§ **AIM**:
Copy the lines below with every "arrow-right-icon" swapped for "next-arrow-icon", keeping everything else the same. Leave out the pictures.

§ **MATERIAL SHOWN**:

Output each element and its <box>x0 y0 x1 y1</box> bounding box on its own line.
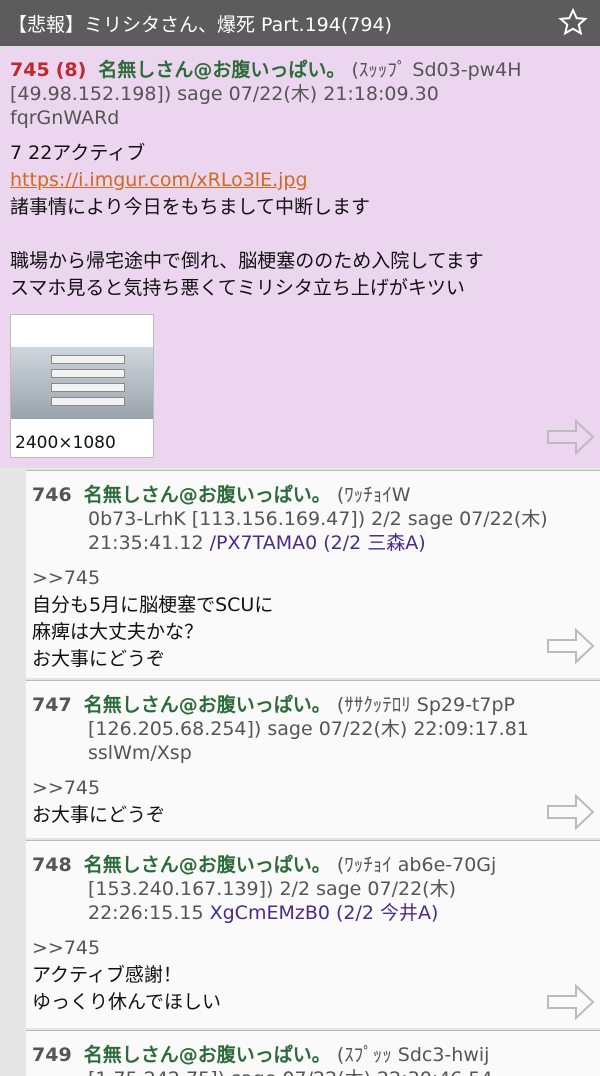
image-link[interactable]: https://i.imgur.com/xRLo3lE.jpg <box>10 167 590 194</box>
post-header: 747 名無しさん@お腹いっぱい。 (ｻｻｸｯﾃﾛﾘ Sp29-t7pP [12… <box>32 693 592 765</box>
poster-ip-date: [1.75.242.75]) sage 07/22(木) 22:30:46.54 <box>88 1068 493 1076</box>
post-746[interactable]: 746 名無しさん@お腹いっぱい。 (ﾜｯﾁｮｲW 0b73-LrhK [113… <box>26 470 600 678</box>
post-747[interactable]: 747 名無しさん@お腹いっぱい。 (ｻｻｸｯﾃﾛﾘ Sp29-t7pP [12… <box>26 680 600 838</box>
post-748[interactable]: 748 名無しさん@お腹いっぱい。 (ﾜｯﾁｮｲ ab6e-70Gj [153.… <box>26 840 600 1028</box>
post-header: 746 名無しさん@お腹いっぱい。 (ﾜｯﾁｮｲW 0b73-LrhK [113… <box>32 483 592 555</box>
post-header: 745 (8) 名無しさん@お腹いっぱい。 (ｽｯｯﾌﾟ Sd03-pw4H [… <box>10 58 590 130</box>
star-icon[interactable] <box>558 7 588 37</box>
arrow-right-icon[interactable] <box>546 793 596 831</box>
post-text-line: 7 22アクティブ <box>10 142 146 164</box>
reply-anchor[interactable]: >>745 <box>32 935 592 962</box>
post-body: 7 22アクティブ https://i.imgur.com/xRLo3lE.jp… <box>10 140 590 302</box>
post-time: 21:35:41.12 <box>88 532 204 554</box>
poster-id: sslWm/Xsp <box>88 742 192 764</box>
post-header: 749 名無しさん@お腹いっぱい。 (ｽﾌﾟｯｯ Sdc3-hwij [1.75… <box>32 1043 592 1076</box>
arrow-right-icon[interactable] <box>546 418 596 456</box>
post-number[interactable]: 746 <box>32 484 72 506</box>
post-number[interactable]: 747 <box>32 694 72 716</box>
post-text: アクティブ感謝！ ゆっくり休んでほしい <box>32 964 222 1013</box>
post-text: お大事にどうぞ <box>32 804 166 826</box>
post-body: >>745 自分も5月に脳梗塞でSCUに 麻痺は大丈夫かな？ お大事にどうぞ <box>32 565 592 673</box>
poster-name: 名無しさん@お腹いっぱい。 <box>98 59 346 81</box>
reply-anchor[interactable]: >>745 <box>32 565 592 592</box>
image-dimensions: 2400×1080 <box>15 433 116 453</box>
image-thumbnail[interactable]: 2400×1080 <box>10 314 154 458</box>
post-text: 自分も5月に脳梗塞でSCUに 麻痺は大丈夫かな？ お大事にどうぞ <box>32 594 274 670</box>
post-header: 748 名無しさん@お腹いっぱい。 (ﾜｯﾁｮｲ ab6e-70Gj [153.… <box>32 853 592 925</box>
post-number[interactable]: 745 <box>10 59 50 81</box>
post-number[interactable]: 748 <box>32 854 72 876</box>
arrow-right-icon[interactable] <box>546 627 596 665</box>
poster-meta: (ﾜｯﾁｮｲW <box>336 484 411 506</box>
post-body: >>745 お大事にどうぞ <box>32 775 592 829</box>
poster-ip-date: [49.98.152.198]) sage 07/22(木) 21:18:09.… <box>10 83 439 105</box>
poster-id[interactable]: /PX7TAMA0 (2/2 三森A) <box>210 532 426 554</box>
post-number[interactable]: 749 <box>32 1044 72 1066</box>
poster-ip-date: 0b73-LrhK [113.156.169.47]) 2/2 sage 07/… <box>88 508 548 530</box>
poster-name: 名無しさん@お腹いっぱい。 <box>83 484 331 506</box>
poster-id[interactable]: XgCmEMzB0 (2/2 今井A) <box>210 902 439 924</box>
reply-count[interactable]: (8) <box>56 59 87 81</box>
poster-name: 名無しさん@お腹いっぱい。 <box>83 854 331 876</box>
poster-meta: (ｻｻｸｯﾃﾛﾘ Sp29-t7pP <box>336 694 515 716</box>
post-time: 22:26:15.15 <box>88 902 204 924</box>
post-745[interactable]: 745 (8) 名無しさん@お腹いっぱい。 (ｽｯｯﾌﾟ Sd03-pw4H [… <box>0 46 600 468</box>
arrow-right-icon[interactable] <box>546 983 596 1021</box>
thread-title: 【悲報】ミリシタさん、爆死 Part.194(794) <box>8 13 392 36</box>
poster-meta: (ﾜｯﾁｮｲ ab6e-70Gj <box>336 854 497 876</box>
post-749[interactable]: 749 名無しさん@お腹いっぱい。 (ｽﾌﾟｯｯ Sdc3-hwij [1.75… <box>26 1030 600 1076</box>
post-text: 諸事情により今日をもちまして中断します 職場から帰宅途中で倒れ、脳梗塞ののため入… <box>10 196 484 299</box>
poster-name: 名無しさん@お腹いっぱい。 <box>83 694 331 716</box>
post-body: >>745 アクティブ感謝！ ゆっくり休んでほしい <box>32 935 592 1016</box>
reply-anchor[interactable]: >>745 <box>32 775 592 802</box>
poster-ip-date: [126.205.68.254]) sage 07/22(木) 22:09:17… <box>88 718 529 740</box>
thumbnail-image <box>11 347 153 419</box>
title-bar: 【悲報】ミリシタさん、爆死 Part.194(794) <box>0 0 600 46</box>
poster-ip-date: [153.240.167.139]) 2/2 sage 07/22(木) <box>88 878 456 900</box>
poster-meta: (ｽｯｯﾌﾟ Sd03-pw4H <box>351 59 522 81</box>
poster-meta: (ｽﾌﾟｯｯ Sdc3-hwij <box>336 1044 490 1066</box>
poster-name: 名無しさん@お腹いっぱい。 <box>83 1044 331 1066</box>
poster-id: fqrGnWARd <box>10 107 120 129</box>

§ **COMPLETED TASK**:
Output each element and its <box>x0 y0 x1 y1</box> bounding box on its own line.
image-link[interactable]: https://i.imgur.com/xRLo3lE.jpg <box>10 167 590 194</box>
post-header: 747 名無しさん@お腹いっぱい。 (ｻｻｸｯﾃﾛﾘ Sp29-t7pP [12… <box>32 693 592 765</box>
poster-ip-date: [1.75.242.75]) sage 07/22(木) 22:30:46.54 <box>88 1068 493 1076</box>
post-746[interactable]: 746 名無しさん@お腹いっぱい。 (ﾜｯﾁｮｲW 0b73-LrhK [113… <box>26 470 600 678</box>
post-747[interactable]: 747 名無しさん@お腹いっぱい。 (ｻｻｸｯﾃﾛﾘ Sp29-t7pP [12… <box>26 680 600 838</box>
post-748[interactable]: 748 名無しさん@お腹いっぱい。 (ﾜｯﾁｮｲ ab6e-70Gj [153.… <box>26 840 600 1028</box>
post-header: 746 名無しさん@お腹いっぱい。 (ﾜｯﾁｮｲW 0b73-LrhK [113… <box>32 483 592 555</box>
post-header: 745 (8) 名無しさん@お腹いっぱい。 (ｽｯｯﾌﾟ Sd03-pw4H [… <box>10 58 590 130</box>
star-icon[interactable] <box>558 7 588 37</box>
next-arrow-icon[interactable] <box>546 793 596 831</box>
post-text-line: 7 22アクティブ <box>10 142 146 164</box>
reply-anchor[interactable]: >>745 <box>32 935 592 962</box>
post-body: 7 22アクティブ https://i.imgur.com/xRLo3lE.jp… <box>10 140 590 302</box>
post-time: 21:35:41.12 <box>88 532 204 554</box>
poster-id: sslWm/Xsp <box>88 742 192 764</box>
post-header: 749 名無しさん@お腹いっぱい。 (ｽﾌﾟｯｯ Sdc3-hwij [1.75… <box>32 1043 592 1076</box>
next-arrow-icon[interactable] <box>546 418 596 456</box>
post-number[interactable]: 746 <box>32 484 72 506</box>
post-number[interactable]: 747 <box>32 694 72 716</box>
post-text: アクティブ感謝！ ゆっくり休んでほしい <box>32 964 222 1013</box>
post-text: お大事にどうぞ <box>32 804 166 826</box>
post-body: >>745 自分も5月に脳梗塞でSCUに 麻痺は大丈夫かな？ お大事にどうぞ <box>32 565 592 673</box>
poster-name: 名無しさん@お腹いっぱい。 <box>98 59 346 81</box>
reply-anchor[interactable]: >>745 <box>32 565 592 592</box>
image-dimensions: 2400×1080 <box>15 433 116 453</box>
image-thumbnail[interactable]: 2400×1080 <box>10 314 154 458</box>
post-text: 自分も5月に脳梗塞でSCUに 麻痺は大丈夫かな？ お大事にどうぞ <box>32 594 274 670</box>
post-header: 748 名無しさん@お腹いっぱい。 (ﾜｯﾁｮｲ ab6e-70Gj [153.… <box>32 853 592 925</box>
post-number[interactable]: 745 <box>10 59 50 81</box>
post-number[interactable]: 748 <box>32 854 72 876</box>
next-arrow-icon[interactable] <box>546 627 596 665</box>
poster-meta: (ﾜｯﾁｮｲW <box>336 484 411 506</box>
post-body: >>745 お大事にどうぞ <box>32 775 592 829</box>
poster-ip-date: [49.98.152.198]) sage 07/22(木) 21:18:09.… <box>10 83 439 105</box>
poster-id[interactable]: /PX7TAMA0 (2/2 三森A) <box>210 532 426 554</box>
post-number[interactable]: 749 <box>32 1044 72 1066</box>
poster-ip-date: 0b73-LrhK [113.156.169.47]) 2/2 sage 07/… <box>88 508 548 530</box>
poster-name: 名無しさん@お腹いっぱい。 <box>83 484 331 506</box>
poster-id[interactable]: XgCmEMzB0 (2/2 今井A) <box>210 902 439 924</box>
reply-count[interactable]: (8) <box>56 59 87 81</box>
poster-name: 名無しさん@お腹いっぱい。 <box>83 854 331 876</box>
poster-meta: (ｻｻｸｯﾃﾛﾘ Sp29-t7pP <box>336 694 515 716</box>
post-time: 22:26:15.15 <box>88 902 204 924</box>
post-745[interactable]: 745 (8) 名無しさん@お腹いっぱい。 (ｽｯｯﾌﾟ Sd03-pw4H [… <box>0 46 600 468</box>
next-arrow-icon[interactable] <box>546 983 596 1021</box>
thread-title: 【悲報】ミリシタさん、爆死 Part.194(794) <box>8 13 392 36</box>
poster-meta: (ﾜｯﾁｮｲ ab6e-70Gj <box>336 854 497 876</box>
post-749[interactable]: 749 名無しさん@お腹いっぱい。 (ｽﾌﾟｯｯ Sdc3-hwij [1.75… <box>26 1030 600 1076</box>
post-text: 諸事情により今日をもちまして中断します 職場から帰宅途中で倒れ、脳梗塞ののため入… <box>10 196 484 299</box>
poster-name: 名無しさん@お腹いっぱい。 <box>83 694 331 716</box>
post-body: >>745 アクティブ感謝！ ゆっくり休んでほしい <box>32 935 592 1016</box>
reply-anchor[interactable]: >>745 <box>32 775 592 802</box>
poster-ip-date: [126.205.68.254]) sage 07/22(木) 22:09:17… <box>88 718 529 740</box>
thumbnail-image <box>11 347 153 419</box>
title-bar: 【悲報】ミリシタさん、爆死 Part.194(794) <box>0 0 600 46</box>
poster-ip-date: [153.240.167.139]) 2/2 sage 07/22(木) <box>88 878 456 900</box>
poster-meta: (ｽｯｯﾌﾟ Sd03-pw4H <box>351 59 522 81</box>
poster-meta: (ｽﾌﾟｯｯ Sdc3-hwij <box>336 1044 490 1066</box>
poster-name: 名無しさん@お腹いっぱい。 <box>83 1044 331 1066</box>
poster-id: fqrGnWARd <box>10 107 120 129</box>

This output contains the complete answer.